(Records supplied Opens)
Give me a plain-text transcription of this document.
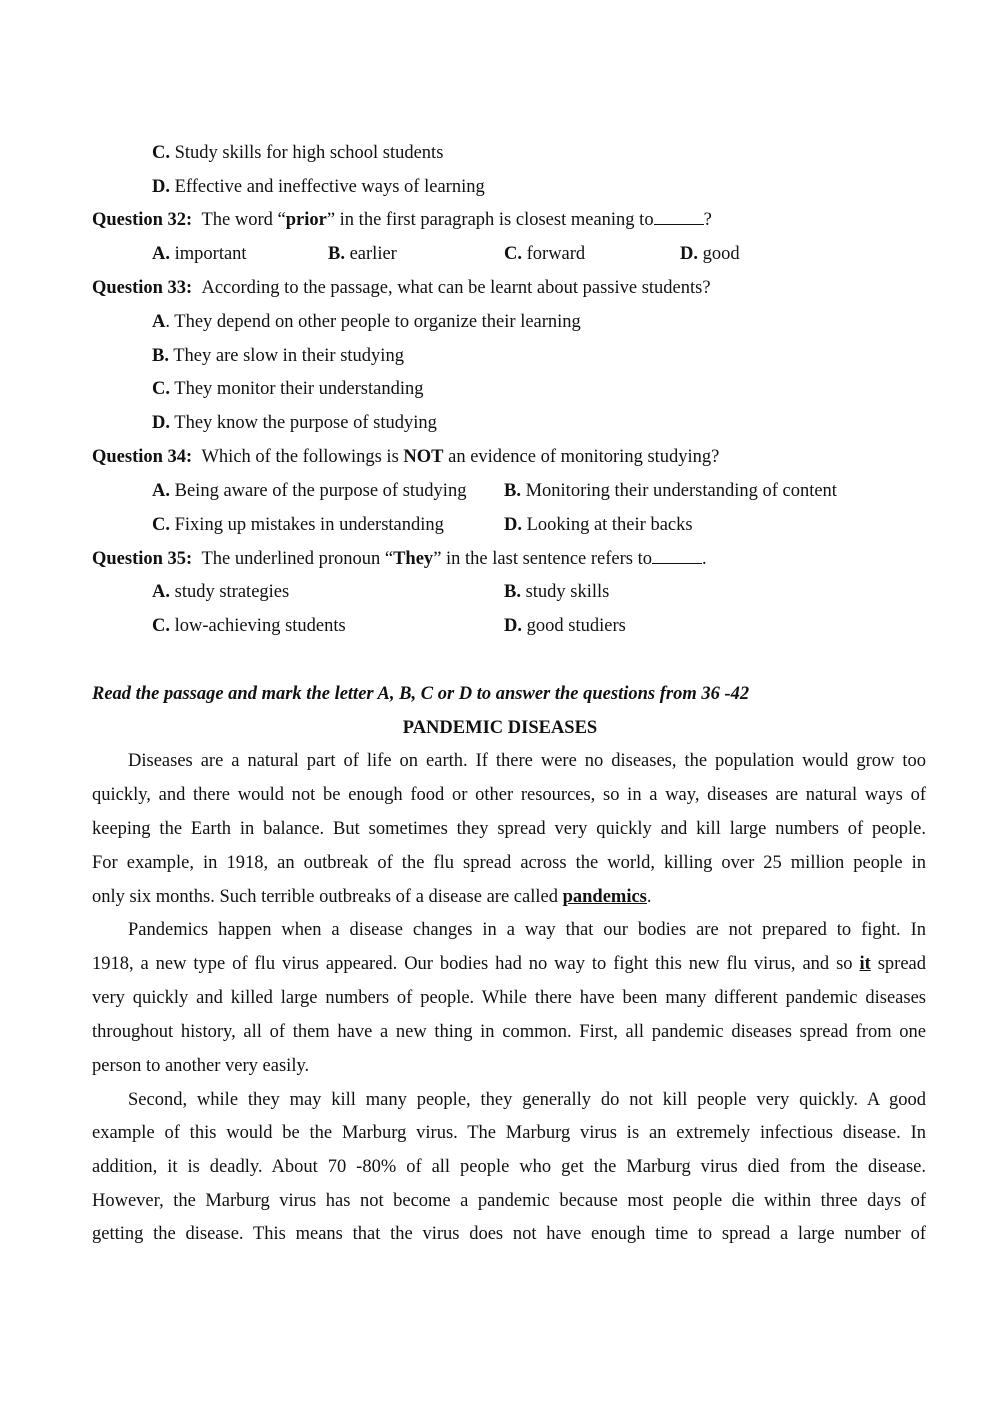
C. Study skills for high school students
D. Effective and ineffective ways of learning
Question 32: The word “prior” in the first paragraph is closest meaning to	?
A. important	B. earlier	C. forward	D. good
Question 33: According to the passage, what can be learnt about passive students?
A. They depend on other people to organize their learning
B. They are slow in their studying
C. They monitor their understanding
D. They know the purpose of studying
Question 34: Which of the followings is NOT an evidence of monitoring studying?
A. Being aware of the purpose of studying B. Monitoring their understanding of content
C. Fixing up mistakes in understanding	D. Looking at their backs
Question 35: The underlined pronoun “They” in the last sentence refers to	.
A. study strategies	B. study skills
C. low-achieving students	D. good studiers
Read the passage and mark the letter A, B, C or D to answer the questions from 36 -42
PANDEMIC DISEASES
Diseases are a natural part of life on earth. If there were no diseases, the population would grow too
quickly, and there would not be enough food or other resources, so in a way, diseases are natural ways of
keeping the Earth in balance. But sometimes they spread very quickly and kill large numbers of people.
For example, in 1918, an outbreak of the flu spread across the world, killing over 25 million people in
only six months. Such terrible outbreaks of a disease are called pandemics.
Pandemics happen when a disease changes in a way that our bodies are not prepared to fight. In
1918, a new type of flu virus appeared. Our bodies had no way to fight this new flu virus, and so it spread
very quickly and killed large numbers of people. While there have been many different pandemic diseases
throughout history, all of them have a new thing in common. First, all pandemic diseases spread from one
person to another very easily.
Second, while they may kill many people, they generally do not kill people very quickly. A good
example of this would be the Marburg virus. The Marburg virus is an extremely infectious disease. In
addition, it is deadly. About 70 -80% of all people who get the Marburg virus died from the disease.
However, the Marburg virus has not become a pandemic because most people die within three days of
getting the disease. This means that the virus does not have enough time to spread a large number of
(Records supplied Closes)
(Records supplied Opens)
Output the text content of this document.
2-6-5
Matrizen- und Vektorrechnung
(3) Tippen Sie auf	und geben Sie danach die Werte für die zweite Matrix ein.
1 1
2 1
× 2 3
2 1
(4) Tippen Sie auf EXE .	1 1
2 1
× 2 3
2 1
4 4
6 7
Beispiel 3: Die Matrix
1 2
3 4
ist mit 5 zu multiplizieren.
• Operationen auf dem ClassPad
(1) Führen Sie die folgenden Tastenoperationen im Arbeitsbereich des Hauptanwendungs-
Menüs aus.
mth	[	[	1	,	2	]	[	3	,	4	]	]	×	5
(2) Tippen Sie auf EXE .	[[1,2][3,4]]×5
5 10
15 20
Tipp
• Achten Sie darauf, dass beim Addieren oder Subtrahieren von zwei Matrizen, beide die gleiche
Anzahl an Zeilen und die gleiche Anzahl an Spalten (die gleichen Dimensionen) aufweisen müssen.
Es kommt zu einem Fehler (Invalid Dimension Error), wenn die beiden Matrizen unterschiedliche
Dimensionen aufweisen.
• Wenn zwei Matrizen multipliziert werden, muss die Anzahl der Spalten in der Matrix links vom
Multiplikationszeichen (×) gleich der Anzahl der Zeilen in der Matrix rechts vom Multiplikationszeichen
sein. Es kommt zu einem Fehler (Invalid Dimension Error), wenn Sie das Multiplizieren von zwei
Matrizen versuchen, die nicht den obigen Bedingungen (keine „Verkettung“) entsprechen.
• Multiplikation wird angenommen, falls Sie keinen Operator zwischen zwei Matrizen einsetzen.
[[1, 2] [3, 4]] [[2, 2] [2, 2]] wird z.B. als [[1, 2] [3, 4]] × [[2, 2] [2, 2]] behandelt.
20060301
(Records supplied Closes)
== The problem ==
Find the lines above that contain the word "natural" and copy each one.

== Response for this exercise ==
Diseases are a natural part of life on earth. If there were no diseases, the population would grow too
quickly, and there would not be enough food or other resources, so in a way, diseases are natural ways of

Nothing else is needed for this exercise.